--- START ---
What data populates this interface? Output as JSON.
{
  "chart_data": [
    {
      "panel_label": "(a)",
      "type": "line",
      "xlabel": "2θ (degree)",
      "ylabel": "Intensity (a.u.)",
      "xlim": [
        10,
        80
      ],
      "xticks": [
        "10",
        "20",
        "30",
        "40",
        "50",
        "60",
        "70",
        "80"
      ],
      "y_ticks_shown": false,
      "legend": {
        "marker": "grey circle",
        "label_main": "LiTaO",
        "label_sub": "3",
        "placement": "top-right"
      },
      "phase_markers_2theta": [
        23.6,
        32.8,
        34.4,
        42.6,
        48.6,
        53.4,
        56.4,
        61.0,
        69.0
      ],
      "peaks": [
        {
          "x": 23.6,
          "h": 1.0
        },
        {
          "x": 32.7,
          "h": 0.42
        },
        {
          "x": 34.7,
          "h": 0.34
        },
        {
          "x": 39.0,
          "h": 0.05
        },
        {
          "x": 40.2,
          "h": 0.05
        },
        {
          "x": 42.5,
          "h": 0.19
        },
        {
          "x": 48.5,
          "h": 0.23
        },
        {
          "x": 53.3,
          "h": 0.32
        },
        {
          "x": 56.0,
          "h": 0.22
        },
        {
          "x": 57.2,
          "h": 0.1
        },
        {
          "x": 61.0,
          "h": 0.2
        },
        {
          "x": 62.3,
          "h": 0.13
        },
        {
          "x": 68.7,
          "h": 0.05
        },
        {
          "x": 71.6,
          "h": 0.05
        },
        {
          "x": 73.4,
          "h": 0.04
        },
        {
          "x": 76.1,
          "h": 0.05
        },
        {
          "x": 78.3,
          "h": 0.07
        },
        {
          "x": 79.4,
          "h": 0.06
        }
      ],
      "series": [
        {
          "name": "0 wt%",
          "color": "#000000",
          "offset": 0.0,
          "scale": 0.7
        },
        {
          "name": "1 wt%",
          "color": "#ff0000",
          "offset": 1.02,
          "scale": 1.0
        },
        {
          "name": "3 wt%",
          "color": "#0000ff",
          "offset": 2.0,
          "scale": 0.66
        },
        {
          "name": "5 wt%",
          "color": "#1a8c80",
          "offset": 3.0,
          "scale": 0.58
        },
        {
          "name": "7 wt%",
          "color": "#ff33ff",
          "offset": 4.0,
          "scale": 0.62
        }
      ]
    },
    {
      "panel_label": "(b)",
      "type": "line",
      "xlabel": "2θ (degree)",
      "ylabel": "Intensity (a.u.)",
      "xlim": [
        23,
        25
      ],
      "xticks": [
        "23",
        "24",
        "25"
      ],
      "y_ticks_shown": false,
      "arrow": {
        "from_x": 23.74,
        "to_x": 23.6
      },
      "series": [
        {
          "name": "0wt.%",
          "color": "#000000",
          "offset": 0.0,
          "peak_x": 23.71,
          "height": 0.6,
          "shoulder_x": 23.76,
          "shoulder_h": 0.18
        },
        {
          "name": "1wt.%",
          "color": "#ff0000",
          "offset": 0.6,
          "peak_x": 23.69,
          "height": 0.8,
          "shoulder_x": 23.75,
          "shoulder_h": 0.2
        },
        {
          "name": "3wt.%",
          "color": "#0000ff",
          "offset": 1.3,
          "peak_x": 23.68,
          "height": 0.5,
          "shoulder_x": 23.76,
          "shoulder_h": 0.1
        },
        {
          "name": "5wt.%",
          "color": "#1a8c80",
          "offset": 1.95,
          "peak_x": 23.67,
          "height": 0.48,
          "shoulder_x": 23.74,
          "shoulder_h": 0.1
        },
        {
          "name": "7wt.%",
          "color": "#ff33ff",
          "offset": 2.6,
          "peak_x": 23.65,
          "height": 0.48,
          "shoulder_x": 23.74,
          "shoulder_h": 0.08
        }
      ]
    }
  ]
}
--- END ---
- **Work required**:
Please repeat all the records above exactly as they appear.

- **Exercise output**:
What data populates this interface? Output as JSON.
{
  "chart_data": [
    {
      "panel_label": "(a)",
      "type": "line",
      "xlabel": "2θ (degree)",
      "ylabel": "Intensity (a.u.)",
      "xlim": [
        10,
        80
      ],
      "xticks": [
        "10",
        "20",
        "30",
        "40",
        "50",
        "60",
        "70",
        "80"
      ],
      "y_ticks_shown": false,
      "legend": {
        "marker": "grey circle",
        "label_main": "LiTaO",
        "label_sub": "3",
        "placement": "top-right"
      },
      "phase_markers_2theta": [
        23.6,
        32.8,
        34.4,
        42.6,
        48.6,
        53.4,
        56.4,
        61.0,
        69.0
      ],
      "peaks": [
        {
          "x": 23.6,
          "h": 1.0
        },
        {
          "x": 32.7,
          "h": 0.42
        },
        {
          "x": 34.7,
          "h": 0.34
        },
        {
          "x": 39.0,
          "h": 0.05
        },
        {
          "x": 40.2,
          "h": 0.05
        },
        {
          "x": 42.5,
          "h": 0.19
        },
        {
          "x": 48.5,
          "h": 0.23
        },
        {
          "x": 53.3,
          "h": 0.32
        },
        {
          "x": 56.0,
          "h": 0.22
        },
        {
          "x": 57.2,
          "h": 0.1
        },
        {
          "x": 61.0,
          "h": 0.2
        },
        {
          "x": 62.3,
          "h": 0.13
        },
        {
          "x": 68.7,
          "h": 0.05
        },
        {
          "x": 71.6,
          "h": 0.05
        },
        {
          "x": 73.4,
          "h": 0.04
        },
        {
          "x": 76.1,
          "h": 0.05
        },
        {
          "x": 78.3,
          "h": 0.07
        },
        {
          "x": 79.4,
          "h": 0.06
        }
      ],
      "series": [
        {
          "name": "0 wt%",
          "color": "#000000",
          "offset": 0.0,
          "scale": 0.7
        },
        {
          "name": "1 wt%",
          "color": "#ff0000",
          "offset": 1.02,
          "scale": 1.0
        },
        {
          "name": "3 wt%",
          "color": "#0000ff",
          "offset": 2.0,
          "scale": 0.66
        },
        {
          "name": "5 wt%",
          "color": "#1a8c80",
          "offset": 3.0,
          "scale": 0.58
        },
        {
          "name": "7 wt%",
          "color": "#ff33ff",
          "offset": 4.0,
          "scale": 0.62
        }
      ]
    },
    {
      "panel_label": "(b)",
      "type": "line",
      "xlabel": "2θ (degree)",
      "ylabel": "Intensity (a.u.)",
      "xlim": [
        23,
        25
      ],
      "xticks": [
        "23",
        "24",
        "25"
      ],
      "y_ticks_shown": false,
      "arrow": {
        "from_x": 23.74,
        "to_x": 23.6
      },
      "series": [
        {
          "name": "0wt.%",
          "color": "#000000",
          "offset": 0.0,
          "peak_x": 23.71,
          "height": 0.6,
          "shoulder_x": 23.76,
          "shoulder_h": 0.18
        },
        {
          "name": "1wt.%",
          "color": "#ff0000",
          "offset": 0.6,
          "peak_x": 23.69,
          "height": 0.8,
          "shoulder_x": 23.75,
          "shoulder_h": 0.2
        },
        {
          "name": "3wt.%",
          "color": "#0000ff",
          "offset": 1.3,
          "peak_x": 23.68,
          "height": 0.5,
          "shoulder_x": 23.76,
          "shoulder_h": 0.1
        },
        {
          "name": "5wt.%",
          "color": "#1a8c80",
          "offset": 1.95,
          "peak_x": 23.67,
          "height": 0.48,
          "shoulder_x": 23.74,
          "shoulder_h": 0.1
        },
        {
          "name": "7wt.%",
          "color": "#ff33ff",
          "offset": 2.6,
          "peak_x": 23.65,
          "height": 0.48,
          "shoulder_x": 23.74,
          "shoulder_h": 0.08
        }
      ]
    }
  ]
}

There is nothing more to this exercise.